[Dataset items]
* * *

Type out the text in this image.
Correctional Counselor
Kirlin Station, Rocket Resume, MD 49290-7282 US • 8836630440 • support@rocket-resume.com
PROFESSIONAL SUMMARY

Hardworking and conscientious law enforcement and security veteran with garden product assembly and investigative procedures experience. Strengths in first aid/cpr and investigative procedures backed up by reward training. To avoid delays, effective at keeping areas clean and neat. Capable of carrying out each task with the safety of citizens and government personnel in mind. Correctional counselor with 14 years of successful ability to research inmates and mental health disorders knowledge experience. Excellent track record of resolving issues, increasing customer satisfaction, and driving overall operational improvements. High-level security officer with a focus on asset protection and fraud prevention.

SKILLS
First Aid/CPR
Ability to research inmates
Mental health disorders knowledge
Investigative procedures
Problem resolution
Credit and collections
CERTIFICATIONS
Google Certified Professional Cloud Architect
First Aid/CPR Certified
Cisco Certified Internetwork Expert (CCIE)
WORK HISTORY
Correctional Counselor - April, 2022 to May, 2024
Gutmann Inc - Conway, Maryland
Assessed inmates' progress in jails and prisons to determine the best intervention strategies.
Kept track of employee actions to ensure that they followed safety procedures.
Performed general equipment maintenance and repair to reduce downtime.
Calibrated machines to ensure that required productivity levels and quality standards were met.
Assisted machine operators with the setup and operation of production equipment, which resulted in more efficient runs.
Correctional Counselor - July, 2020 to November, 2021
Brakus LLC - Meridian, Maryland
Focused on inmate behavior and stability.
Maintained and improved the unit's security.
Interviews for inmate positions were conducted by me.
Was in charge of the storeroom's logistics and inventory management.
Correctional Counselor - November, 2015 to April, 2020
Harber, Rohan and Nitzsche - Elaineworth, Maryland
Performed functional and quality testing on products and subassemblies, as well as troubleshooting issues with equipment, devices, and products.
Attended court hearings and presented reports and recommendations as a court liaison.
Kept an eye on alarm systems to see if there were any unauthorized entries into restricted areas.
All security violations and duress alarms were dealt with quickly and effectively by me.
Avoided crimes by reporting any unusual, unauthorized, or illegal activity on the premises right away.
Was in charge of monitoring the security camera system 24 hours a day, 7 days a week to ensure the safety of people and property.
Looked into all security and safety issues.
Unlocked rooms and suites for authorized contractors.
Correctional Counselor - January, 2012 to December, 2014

* * *

-- WHAT TO WORK ON --
Copy all data exactly, start to finish.

-- CORRECT RESULT --
Type out the text in this image.
Correctional Counselor
Kirlin Station, Rocket Resume, MD 49290-7282 US • 8836630440 • support@rocket-resume.com
PROFESSIONAL SUMMARY

Hardworking and conscientious law enforcement and security veteran with garden product assembly and investigative procedures experience. Strengths in first aid/cpr and investigative procedures backed up by reward training. To avoid delays, effective at keeping areas clean and neat. Capable of carrying out each task with the safety of citizens and government personnel in mind. Correctional counselor with 14 years of successful ability to research inmates and mental health disorders knowledge experience. Excellent track record of resolving issues, increasing customer satisfaction, and driving overall operational improvements. High-level security officer with a focus on asset protection and fraud prevention.

SKILLS
First Aid/CPR
Ability to research inmates
Mental health disorders knowledge
Investigative procedures
Problem resolution
Credit and collections
CERTIFICATIONS
Google Certified Professional Cloud Architect
First Aid/CPR Certified
Cisco Certified Internetwork Expert (CCIE)
WORK HISTORY
Correctional Counselor - April, 2022 to May, 2024
Gutmann Inc - Conway, Maryland
Assessed inmates' progress in jails and prisons to determine the best intervention strategies.
Kept track of employee actions to ensure that they followed safety procedures.
Performed general equipment maintenance and repair to reduce downtime.
Calibrated machines to ensure that required productivity levels and quality standards were met.
Assisted machine operators with the setup and operation of production equipment, which resulted in more efficient runs.
Correctional Counselor - July, 2020 to November, 2021
Brakus LLC - Meridian, Maryland
Focused on inmate behavior and stability.
Maintained and improved the unit's security.
Interviews for inmate positions were conducted by me.
Was in charge of the storeroom's logistics and inventory management.
Correctional Counselor - November, 2015 to April, 2020
Harber, Rohan and Nitzsche - Elaineworth, Maryland
Performed functional and quality testing on products and subassemblies, as well as troubleshooting issues with equipment, devices, and products.
Attended court hearings and presented reports and recommendations as a court liaison.
Kept an eye on alarm systems to see if there were any unauthorized entries into restricted areas.
All security violations and duress alarms were dealt with quickly and effectively by me.
Avoided crimes by reporting any unusual, unauthorized, or illegal activity on the premises right away.
Was in charge of monitoring the security camera system 24 hours a day, 7 days a week to ensure the safety of people and property.
Looked into all security and safety issues.
Unlocked rooms and suites for authorized contractors.
Correctional Counselor - January, 2012 to December, 2014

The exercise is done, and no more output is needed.